Exercise ▸ Output the material below unchanged, apart from leaving out the pictures.

Stored rows ▸
= = = =

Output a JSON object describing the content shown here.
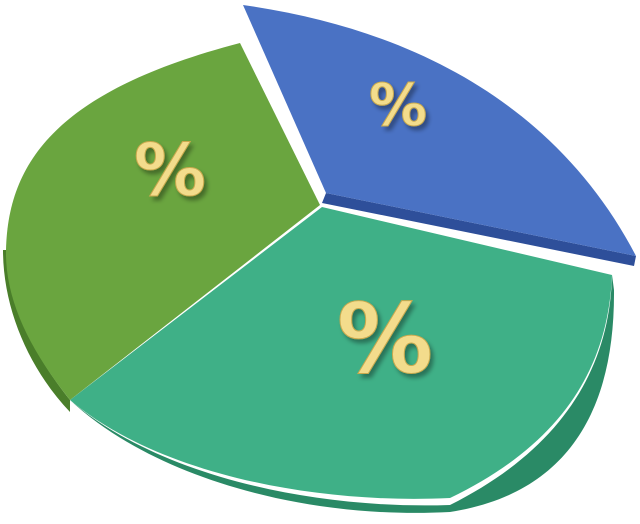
{
  "slices": [
    {
      "id": "blue",
      "label": "%",
      "top": "#4a72c4",
      "side": "#2e4f9a"
    },
    {
      "id": "green",
      "label": "%",
      "top": "#6aa53f",
      "side": "#4a7e2a"
    },
    {
      "id": "teal",
      "label": "%",
      "top": "#3fb087",
      "side": "#2a8a66"
    }
  ],
  "label_color": "#f3dc8c"
}
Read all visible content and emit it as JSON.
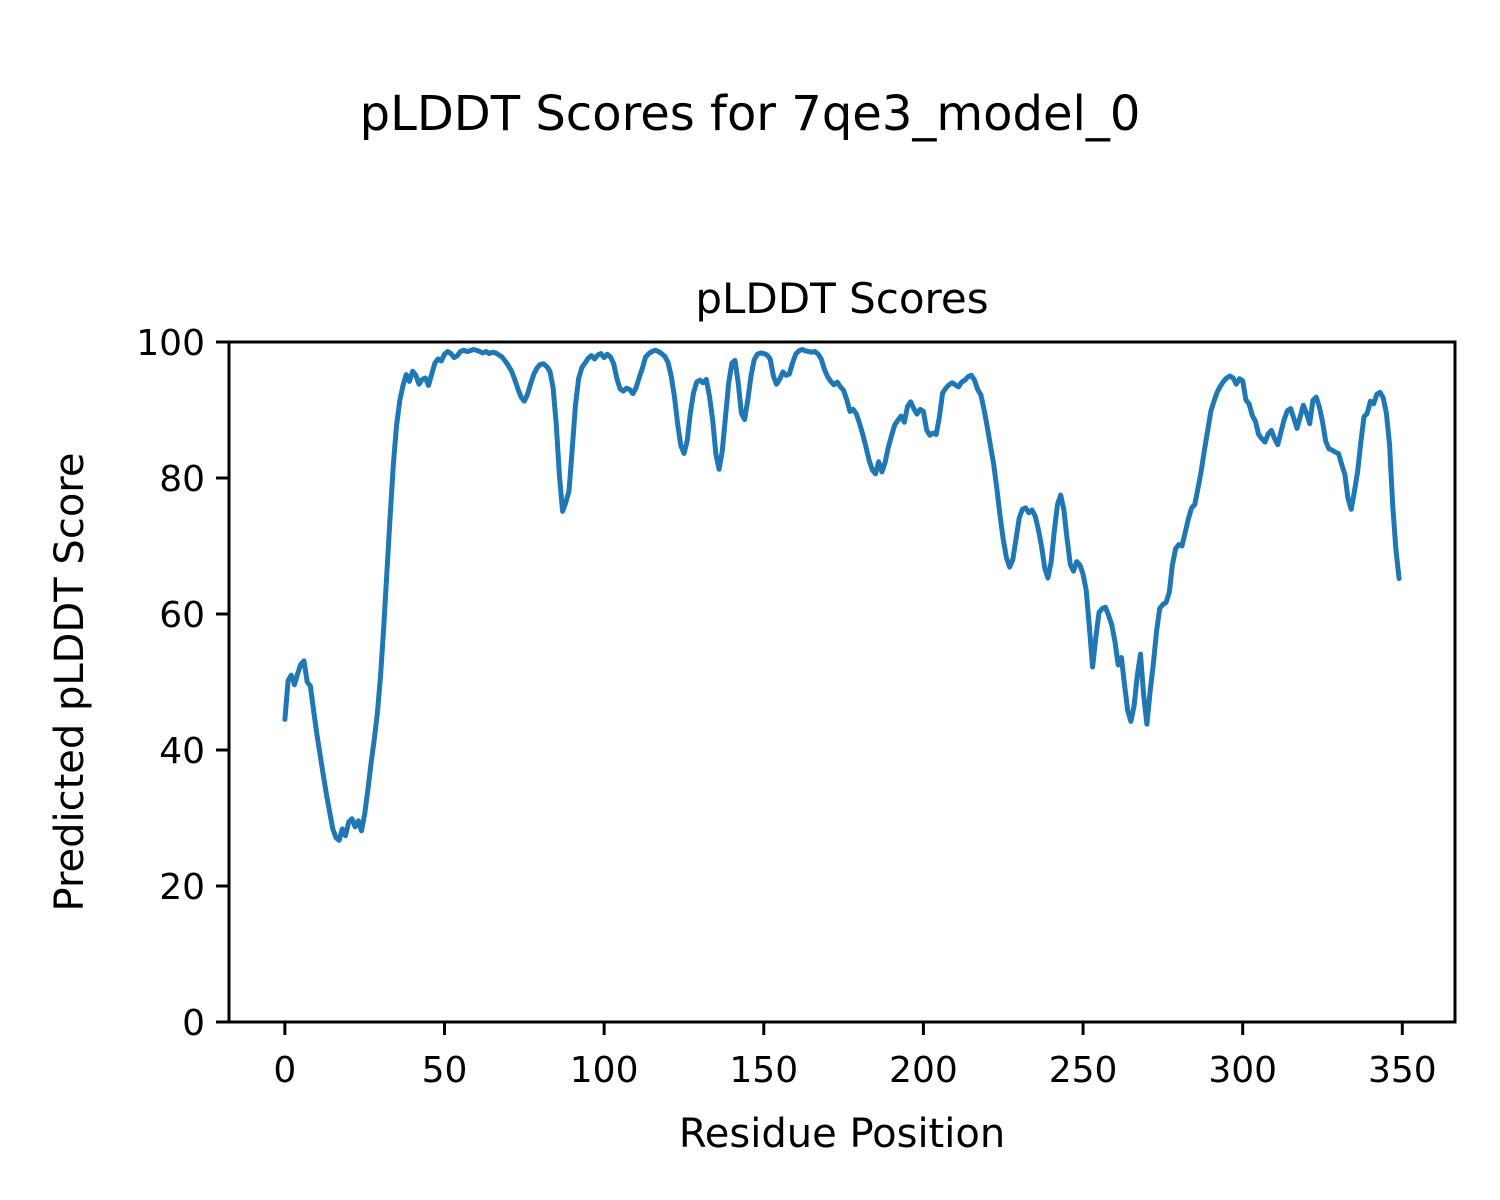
{
  "figure": {
    "title": "pLDDT Scores for 7qe3_model_0"
  },
  "chart_data": {
    "type": "line",
    "title": "pLDDT Scores",
    "xlabel": "Residue Position",
    "ylabel": "Predicted pLDDT Score",
    "x_ticks": [
      0,
      50,
      100,
      150,
      200,
      250,
      300,
      350
    ],
    "y_ticks": [
      0,
      20,
      40,
      60,
      80,
      100
    ],
    "xlim": [
      -17.5,
      366.5
    ],
    "ylim": [
      0,
      100
    ],
    "grid": false,
    "legend_position": "none",
    "line_color": "#1f77b4",
    "axis_color": "#000000",
    "line_width": 5,
    "series": [
      {
        "name": "pLDDT",
        "x_start": 0,
        "x_step": 1,
        "values": [
          44.5,
          50.2,
          51.0,
          49.6,
          51.2,
          52.6,
          53.1,
          50.0,
          49.4,
          45.8,
          42.4,
          39.4,
          36.4,
          33.5,
          30.9,
          28.4,
          27.1,
          26.7,
          28.4,
          27.4,
          29.4,
          29.9,
          28.7,
          29.6,
          28.1,
          30.6,
          34.2,
          38.1,
          41.6,
          45.6,
          51.2,
          58.3,
          66.4,
          74.5,
          82.1,
          87.8,
          91.4,
          93.6,
          95.2,
          94.2,
          95.7,
          95.1,
          93.8,
          94.5,
          94.7,
          93.6,
          95.3,
          96.9,
          97.5,
          97.2,
          98.2,
          98.6,
          98.3,
          97.7,
          98.0,
          98.6,
          98.8,
          98.6,
          98.7,
          98.9,
          98.8,
          98.6,
          98.4,
          98.6,
          98.3,
          98.5,
          98.4,
          98.1,
          97.8,
          97.2,
          96.5,
          95.7,
          94.5,
          93.1,
          91.9,
          91.3,
          92.3,
          93.9,
          95.3,
          96.2,
          96.7,
          96.8,
          96.4,
          95.7,
          93.3,
          87.8,
          80.4,
          75.1,
          76.4,
          78.1,
          84.2,
          90.6,
          94.6,
          96.2,
          96.9,
          97.6,
          98.0,
          97.5,
          98.1,
          98.3,
          97.7,
          98.2,
          97.8,
          96.8,
          94.6,
          93.1,
          92.8,
          93.2,
          93.0,
          92.4,
          93.3,
          94.8,
          96.2,
          97.8,
          98.3,
          98.6,
          98.8,
          98.6,
          98.3,
          97.9,
          97.0,
          95.0,
          92.0,
          88.0,
          84.8,
          83.6,
          85.5,
          89.5,
          92.5,
          94.1,
          94.4,
          94.0,
          94.5,
          92.0,
          88.5,
          83.5,
          81.3,
          84.0,
          89.0,
          94.0,
          96.9,
          97.3,
          94.0,
          89.5,
          88.6,
          91.5,
          95.0,
          97.4,
          98.2,
          98.4,
          98.3,
          98.1,
          97.5,
          95.0,
          93.8,
          94.5,
          95.6,
          95.1,
          95.3,
          96.9,
          98.2,
          98.7,
          98.9,
          98.7,
          98.6,
          98.5,
          98.6,
          98.2,
          97.5,
          96.0,
          94.9,
          94.2,
          93.7,
          94.1,
          93.4,
          92.9,
          91.5,
          89.8,
          90.1,
          89.4,
          88.0,
          86.4,
          84.6,
          82.6,
          81.2,
          80.6,
          82.4,
          80.9,
          82.3,
          84.5,
          86.2,
          87.8,
          88.5,
          89.1,
          88.2,
          90.5,
          91.2,
          90.2,
          89.4,
          90.1,
          89.8,
          87.1,
          86.3,
          86.6,
          86.4,
          89.0,
          92.5,
          93.2,
          93.7,
          94.0,
          93.7,
          93.4,
          94.1,
          94.4,
          94.9,
          95.1,
          94.4,
          93.0,
          92.2,
          90.0,
          87.5,
          84.7,
          82.0,
          78.5,
          74.5,
          71.0,
          68.3,
          66.9,
          68.0,
          71.0,
          74.1,
          75.4,
          75.6,
          74.9,
          75.3,
          74.4,
          72.4,
          70.0,
          66.8,
          65.3,
          67.6,
          72.2,
          76.1,
          77.5,
          75.3,
          71.0,
          67.3,
          66.3,
          67.7,
          67.2,
          65.9,
          63.5,
          58.0,
          52.2,
          56.5,
          60.2,
          60.8,
          61.0,
          59.8,
          58.4,
          55.9,
          52.5,
          53.6,
          49.5,
          45.8,
          44.2,
          46.5,
          51.0,
          54.1,
          48.0,
          43.8,
          48.6,
          52.6,
          57.4,
          60.8,
          61.4,
          61.7,
          63.2,
          67.2,
          69.6,
          70.2,
          70.0,
          72.0,
          74.0,
          75.6,
          76.1,
          78.5,
          81.0,
          84.1,
          86.9,
          89.8,
          91.3,
          92.6,
          93.5,
          94.2,
          94.7,
          95.0,
          94.7,
          93.8,
          94.6,
          94.3,
          91.5,
          90.9,
          89.2,
          88.3,
          86.4,
          85.8,
          85.3,
          86.5,
          87.0,
          85.8,
          84.9,
          86.8,
          88.6,
          89.9,
          90.2,
          88.8,
          87.3,
          89.0,
          90.7,
          89.5,
          88.0,
          91.4,
          91.9,
          90.5,
          88.3,
          85.4,
          84.3,
          84.1,
          83.8,
          83.6,
          82.0,
          80.5,
          77.0,
          75.4,
          78.0,
          80.9,
          85.2,
          89.0,
          89.5,
          91.3,
          90.9,
          92.3,
          92.6,
          91.8,
          89.5,
          85.0,
          76.0,
          69.5,
          65.2
        ]
      }
    ]
  }
}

= = = =

Solution to this task ▸
Output a JSON object describing the content shown here.
{
  "slices": [
    {
      "id": "blue",
      "label": "%",
      "top": "#4a72c4",
      "side": "#2e4f9a"
    },
    {
      "id": "green",
      "label": "%",
      "top": "#6aa53f",
      "side": "#4a7e2a"
    },
    {
      "id": "teal",
      "label": "%",
      "top": "#3fb087",
      "side": "#2a8a66"
    }
  ],
  "label_color": "#f3dc8c"
}
Read all visible content and emit it as JSON.
{
  "figure": {
    "title": "pLDDT Scores for 7qe3_model_0"
  },
  "chart_data": {
    "type": "line",
    "title": "pLDDT Scores",
    "xlabel": "Residue Position",
    "ylabel": "Predicted pLDDT Score",
    "x_ticks": [
      0,
      50,
      100,
      150,
      200,
      250,
      300,
      350
    ],
    "y_ticks": [
      0,
      20,
      40,
      60,
      80,
      100
    ],
    "xlim": [
      -17.5,
      366.5
    ],
    "ylim": [
      0,
      100
    ],
    "grid": false,
    "legend_position": "none",
    "line_color": "#1f77b4",
    "axis_color": "#000000",
    "line_width": 5,
    "series": [
      {
        "name": "pLDDT",
        "x_start": 0,
        "x_step": 1,
        "values": [
          44.5,
          50.2,
          51.0,
          49.6,
          51.2,
          52.6,
          53.1,
          50.0,
          49.4,
          45.8,
          42.4,
          39.4,
          36.4,
          33.5,
          30.9,
          28.4,
          27.1,
          26.7,
          28.4,
          27.4,
          29.4,
          29.9,
          28.7,
          29.6,
          28.1,
          30.6,
          34.2,
          38.1,
          41.6,
          45.6,
          51.2,
          58.3,
          66.4,
          74.5,
          82.1,
          87.8,
          91.4,
          93.6,
          95.2,
          94.2,
          95.7,
          95.1,
          93.8,
          94.5,
          94.7,
          93.6,
          95.3,
          96.9,
          97.5,
          97.2,
          98.2,
          98.6,
          98.3,
          97.7,
          98.0,
          98.6,
          98.8,
          98.6,
          98.7,
          98.9,
          98.8,
          98.6,
          98.4,
          98.6,
          98.3,
          98.5,
          98.4,
          98.1,
          97.8,
          97.2,
          96.5,
          95.7,
          94.5,
          93.1,
          91.9,
          91.3,
          92.3,
          93.9,
          95.3,
          96.2,
          96.7,
          96.8,
          96.4,
          95.7,
          93.3,
          87.8,
          80.4,
          75.1,
          76.4,
          78.1,
          84.2,
          90.6,
          94.6,
          96.2,
          96.9,
          97.6,
          98.0,
          97.5,
          98.1,
          98.3,
          97.7,
          98.2,
          97.8,
          96.8,
          94.6,
          93.1,
          92.8,
          93.2,
          93.0,
          92.4,
          93.3,
          94.8,
          96.2,
          97.8,
          98.3,
          98.6,
          98.8,
          98.6,
          98.3,
          97.9,
          97.0,
          95.0,
          92.0,
          88.0,
          84.8,
          83.6,
          85.5,
          89.5,
          92.5,
          94.1,
          94.4,
          94.0,
          94.5,
          92.0,
          88.5,
          83.5,
          81.3,
          84.0,
          89.0,
          94.0,
          96.9,
          97.3,
          94.0,
          89.5,
          88.6,
          91.5,
          95.0,
          97.4,
          98.2,
          98.4,
          98.3,
          98.1,
          97.5,
          95.0,
          93.8,
          94.5,
          95.6,
          95.1,
          95.3,
          96.9,
          98.2,
          98.7,
          98.9,
          98.7,
          98.6,
          98.5,
          98.6,
          98.2,
          97.5,
          96.0,
          94.9,
          94.2,
          93.7,
          94.1,
          93.4,
          92.9,
          91.5,
          89.8,
          90.1,
          89.4,
          88.0,
          86.4,
          84.6,
          82.6,
          81.2,
          80.6,
          82.4,
          80.9,
          82.3,
          84.5,
          86.2,
          87.8,
          88.5,
          89.1,
          88.2,
          90.5,
          91.2,
          90.2,
          89.4,
          90.1,
          89.8,
          87.1,
          86.3,
          86.6,
          86.4,
          89.0,
          92.5,
          93.2,
          93.7,
          94.0,
          93.7,
          93.4,
          94.1,
          94.4,
          94.9,
          95.1,
          94.4,
          93.0,
          92.2,
          90.0,
          87.5,
          84.7,
          82.0,
          78.5,
          74.5,
          71.0,
          68.3,
          66.9,
          68.0,
          71.0,
          74.1,
          75.4,
          75.6,
          74.9,
          75.3,
          74.4,
          72.4,
          70.0,
          66.8,
          65.3,
          67.6,
          72.2,
          76.1,
          77.5,
          75.3,
          71.0,
          67.3,
          66.3,
          67.7,
          67.2,
          65.9,
          63.5,
          58.0,
          52.2,
          56.5,
          60.2,
          60.8,
          61.0,
          59.8,
          58.4,
          55.9,
          52.5,
          53.6,
          49.5,
          45.8,
          44.2,
          46.5,
          51.0,
          54.1,
          48.0,
          43.8,
          48.6,
          52.6,
          57.4,
          60.8,
          61.4,
          61.7,
          63.2,
          67.2,
          69.6,
          70.2,
          70.0,
          72.0,
          74.0,
          75.6,
          76.1,
          78.5,
          81.0,
          84.1,
          86.9,
          89.8,
          91.3,
          92.6,
          93.5,
          94.2,
          94.7,
          95.0,
          94.7,
          93.8,
          94.6,
          94.3,
          91.5,
          90.9,
          89.2,
          88.3,
          86.4,
          85.8,
          85.3,
          86.5,
          87.0,
          85.8,
          84.9,
          86.8,
          88.6,
          89.9,
          90.2,
          88.8,
          87.3,
          89.0,
          90.7,
          89.5,
          88.0,
          91.4,
          91.9,
          90.5,
          88.3,
          85.4,
          84.3,
          84.1,
          83.8,
          83.6,
          82.0,
          80.5,
          77.0,
          75.4,
          78.0,
          80.9,
          85.2,
          89.0,
          89.5,
          91.3,
          90.9,
          92.3,
          92.6,
          91.8,
          89.5,
          85.0,
          76.0,
          69.5,
          65.2
        ]
      }
    ]
  }
}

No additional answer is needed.